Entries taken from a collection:
^^^^^^^^^^^^^^^^

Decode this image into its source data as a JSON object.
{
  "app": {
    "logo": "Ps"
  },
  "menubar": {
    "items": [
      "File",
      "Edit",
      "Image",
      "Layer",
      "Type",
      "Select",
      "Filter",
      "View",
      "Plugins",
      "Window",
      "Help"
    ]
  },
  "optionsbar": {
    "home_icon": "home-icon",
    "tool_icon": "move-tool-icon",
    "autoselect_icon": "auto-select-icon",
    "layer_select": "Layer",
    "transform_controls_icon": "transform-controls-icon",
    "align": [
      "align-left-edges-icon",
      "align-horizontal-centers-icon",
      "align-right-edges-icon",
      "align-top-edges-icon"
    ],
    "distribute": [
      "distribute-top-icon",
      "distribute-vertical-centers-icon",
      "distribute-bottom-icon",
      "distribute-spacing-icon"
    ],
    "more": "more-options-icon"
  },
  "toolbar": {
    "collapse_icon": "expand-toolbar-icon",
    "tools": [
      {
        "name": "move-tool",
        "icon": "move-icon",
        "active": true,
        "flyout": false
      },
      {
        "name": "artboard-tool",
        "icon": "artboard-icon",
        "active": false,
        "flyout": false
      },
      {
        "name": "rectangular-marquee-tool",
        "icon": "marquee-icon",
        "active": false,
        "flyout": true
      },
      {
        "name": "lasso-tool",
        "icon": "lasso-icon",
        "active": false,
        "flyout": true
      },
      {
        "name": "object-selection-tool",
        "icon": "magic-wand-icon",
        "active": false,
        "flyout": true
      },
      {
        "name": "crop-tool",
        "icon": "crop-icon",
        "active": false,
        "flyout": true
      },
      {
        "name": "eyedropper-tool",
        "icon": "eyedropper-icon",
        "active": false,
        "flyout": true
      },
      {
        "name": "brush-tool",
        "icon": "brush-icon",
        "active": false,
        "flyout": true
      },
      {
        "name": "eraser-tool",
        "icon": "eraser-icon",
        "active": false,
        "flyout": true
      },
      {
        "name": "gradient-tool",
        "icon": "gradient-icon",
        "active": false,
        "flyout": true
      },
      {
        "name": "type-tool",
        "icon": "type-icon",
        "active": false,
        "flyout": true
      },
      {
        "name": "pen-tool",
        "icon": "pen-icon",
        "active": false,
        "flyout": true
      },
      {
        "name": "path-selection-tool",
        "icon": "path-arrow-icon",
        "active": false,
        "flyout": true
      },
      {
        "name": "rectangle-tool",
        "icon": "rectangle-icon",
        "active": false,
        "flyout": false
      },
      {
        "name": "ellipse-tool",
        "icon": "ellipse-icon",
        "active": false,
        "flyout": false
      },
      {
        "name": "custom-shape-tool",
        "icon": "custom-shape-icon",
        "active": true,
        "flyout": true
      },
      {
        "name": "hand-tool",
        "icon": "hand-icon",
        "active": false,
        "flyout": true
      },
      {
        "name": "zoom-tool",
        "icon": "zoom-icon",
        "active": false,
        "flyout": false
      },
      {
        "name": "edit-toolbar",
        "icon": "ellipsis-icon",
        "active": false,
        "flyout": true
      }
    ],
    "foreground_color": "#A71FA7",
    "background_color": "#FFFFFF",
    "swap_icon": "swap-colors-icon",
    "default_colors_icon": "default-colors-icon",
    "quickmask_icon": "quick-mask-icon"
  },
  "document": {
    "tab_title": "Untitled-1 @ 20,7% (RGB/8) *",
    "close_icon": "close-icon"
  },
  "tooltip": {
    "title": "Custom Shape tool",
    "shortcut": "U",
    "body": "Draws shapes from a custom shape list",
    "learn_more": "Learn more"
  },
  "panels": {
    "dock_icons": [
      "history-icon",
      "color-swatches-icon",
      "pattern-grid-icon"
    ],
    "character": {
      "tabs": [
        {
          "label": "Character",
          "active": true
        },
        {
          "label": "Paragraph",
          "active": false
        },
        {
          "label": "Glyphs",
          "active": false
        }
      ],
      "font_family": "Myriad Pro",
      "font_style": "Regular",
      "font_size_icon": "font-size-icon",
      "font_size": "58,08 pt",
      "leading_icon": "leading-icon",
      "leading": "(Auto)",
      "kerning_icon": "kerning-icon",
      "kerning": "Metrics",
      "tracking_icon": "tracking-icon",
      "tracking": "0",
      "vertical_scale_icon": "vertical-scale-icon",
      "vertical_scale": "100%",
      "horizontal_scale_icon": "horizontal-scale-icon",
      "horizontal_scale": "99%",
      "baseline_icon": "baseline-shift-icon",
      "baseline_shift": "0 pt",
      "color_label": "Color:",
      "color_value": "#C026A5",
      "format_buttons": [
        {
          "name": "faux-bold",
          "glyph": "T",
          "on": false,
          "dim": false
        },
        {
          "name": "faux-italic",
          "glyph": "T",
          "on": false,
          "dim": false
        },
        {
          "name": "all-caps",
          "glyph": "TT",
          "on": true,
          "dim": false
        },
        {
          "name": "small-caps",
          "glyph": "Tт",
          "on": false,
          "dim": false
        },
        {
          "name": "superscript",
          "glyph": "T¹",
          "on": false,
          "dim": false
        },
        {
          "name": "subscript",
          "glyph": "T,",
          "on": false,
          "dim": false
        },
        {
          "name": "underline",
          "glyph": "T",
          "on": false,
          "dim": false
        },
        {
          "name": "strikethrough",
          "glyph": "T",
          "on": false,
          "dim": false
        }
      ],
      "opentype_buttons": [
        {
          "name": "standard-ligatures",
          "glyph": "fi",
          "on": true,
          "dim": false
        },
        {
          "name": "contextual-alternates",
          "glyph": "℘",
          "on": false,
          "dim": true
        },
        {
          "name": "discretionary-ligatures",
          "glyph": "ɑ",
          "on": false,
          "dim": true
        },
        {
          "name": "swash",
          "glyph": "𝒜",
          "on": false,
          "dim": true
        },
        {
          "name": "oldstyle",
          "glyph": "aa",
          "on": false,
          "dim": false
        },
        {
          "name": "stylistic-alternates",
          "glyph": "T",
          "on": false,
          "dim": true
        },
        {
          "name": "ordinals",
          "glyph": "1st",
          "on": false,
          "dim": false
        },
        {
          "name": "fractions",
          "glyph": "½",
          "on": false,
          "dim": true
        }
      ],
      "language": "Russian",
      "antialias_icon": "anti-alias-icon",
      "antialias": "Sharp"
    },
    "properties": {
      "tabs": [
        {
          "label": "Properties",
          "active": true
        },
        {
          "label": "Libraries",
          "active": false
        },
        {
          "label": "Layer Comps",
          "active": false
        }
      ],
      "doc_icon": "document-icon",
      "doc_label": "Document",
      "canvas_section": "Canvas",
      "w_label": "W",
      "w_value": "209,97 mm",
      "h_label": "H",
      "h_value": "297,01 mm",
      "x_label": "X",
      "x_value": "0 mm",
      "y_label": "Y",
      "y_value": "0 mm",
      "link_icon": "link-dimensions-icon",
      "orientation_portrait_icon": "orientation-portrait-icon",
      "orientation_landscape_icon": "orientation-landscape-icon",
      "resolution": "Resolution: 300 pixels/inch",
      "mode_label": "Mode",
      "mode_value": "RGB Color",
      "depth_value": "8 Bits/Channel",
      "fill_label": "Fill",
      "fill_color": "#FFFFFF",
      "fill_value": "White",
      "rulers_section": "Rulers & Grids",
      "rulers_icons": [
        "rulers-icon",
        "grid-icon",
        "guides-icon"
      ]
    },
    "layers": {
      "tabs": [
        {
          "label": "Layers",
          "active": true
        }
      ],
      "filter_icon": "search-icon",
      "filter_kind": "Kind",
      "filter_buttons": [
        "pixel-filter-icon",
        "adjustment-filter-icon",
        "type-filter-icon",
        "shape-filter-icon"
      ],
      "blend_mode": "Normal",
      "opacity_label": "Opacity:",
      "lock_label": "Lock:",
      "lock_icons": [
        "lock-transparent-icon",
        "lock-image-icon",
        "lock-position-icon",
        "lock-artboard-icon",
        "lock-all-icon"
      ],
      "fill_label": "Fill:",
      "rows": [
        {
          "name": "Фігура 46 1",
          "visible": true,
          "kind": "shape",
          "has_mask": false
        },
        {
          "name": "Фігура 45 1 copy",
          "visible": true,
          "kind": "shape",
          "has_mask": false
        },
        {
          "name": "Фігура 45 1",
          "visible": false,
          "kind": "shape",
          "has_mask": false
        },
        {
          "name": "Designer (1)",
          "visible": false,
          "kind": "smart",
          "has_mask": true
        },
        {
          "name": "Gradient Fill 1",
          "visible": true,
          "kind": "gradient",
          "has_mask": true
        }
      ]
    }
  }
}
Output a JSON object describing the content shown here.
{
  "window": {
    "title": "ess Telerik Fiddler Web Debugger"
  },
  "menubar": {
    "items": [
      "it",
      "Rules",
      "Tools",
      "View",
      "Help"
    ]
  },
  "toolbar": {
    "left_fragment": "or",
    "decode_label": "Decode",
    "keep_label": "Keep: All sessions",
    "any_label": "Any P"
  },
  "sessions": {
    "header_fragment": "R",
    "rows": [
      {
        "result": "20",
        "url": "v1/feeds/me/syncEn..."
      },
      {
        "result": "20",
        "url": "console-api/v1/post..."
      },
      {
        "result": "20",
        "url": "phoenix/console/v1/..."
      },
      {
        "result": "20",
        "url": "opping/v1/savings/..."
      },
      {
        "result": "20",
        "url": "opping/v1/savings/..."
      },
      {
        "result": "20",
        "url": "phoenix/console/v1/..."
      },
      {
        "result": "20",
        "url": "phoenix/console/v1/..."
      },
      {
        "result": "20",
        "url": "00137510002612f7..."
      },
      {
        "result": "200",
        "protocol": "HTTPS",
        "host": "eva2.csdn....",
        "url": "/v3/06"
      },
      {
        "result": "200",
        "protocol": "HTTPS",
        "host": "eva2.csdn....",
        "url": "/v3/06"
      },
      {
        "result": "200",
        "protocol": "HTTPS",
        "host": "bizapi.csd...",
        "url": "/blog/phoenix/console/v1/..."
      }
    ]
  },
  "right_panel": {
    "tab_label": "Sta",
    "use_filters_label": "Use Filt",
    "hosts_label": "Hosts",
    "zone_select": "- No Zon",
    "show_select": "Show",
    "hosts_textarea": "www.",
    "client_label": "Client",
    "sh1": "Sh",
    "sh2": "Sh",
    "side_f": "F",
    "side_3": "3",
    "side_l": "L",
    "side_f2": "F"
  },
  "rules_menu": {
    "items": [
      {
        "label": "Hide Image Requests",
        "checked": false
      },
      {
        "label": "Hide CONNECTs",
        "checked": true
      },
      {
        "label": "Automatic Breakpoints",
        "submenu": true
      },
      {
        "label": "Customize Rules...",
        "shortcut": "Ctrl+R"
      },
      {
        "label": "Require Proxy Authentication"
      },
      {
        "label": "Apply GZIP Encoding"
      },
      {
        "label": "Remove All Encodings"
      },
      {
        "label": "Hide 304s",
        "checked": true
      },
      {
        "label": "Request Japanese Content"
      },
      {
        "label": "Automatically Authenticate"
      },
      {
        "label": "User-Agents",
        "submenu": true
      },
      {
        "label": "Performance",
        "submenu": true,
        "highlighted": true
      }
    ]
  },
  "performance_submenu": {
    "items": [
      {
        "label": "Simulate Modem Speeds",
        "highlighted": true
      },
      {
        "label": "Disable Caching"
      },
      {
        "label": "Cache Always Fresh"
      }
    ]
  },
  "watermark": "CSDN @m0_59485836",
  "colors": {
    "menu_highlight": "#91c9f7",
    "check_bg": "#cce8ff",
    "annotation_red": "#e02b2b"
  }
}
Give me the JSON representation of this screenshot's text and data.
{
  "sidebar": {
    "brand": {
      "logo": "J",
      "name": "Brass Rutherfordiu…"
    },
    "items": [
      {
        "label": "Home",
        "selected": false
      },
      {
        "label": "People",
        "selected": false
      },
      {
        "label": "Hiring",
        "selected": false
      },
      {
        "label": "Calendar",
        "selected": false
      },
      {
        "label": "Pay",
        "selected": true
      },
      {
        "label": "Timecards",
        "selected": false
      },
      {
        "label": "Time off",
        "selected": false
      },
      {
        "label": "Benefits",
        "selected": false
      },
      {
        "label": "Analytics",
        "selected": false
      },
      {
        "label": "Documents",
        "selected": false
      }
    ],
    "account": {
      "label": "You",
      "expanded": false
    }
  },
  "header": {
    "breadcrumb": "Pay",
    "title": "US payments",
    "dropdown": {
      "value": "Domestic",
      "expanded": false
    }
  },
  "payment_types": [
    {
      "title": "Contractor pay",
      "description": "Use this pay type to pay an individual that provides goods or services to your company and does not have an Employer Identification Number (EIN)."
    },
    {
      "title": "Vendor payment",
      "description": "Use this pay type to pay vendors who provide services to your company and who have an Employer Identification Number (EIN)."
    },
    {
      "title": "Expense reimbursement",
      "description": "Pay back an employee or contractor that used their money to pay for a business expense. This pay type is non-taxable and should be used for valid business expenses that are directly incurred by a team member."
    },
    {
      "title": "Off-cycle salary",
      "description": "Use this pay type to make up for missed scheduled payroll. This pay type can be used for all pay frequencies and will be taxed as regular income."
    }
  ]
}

^^^^^^^^^^^^^^^^

▶ _PROBLEM_
Where a line above holds the string "have", show that line.

▶ _EXPECTED ANSWER_
      "description": "Use this pay type to pay an individual that provides goods or services to your company and does not have an Employer Identification Number (EIN)."
      "description": "Use this pay type to pay vendors who provide services to your company and who have an Employer Identification Number (EIN)."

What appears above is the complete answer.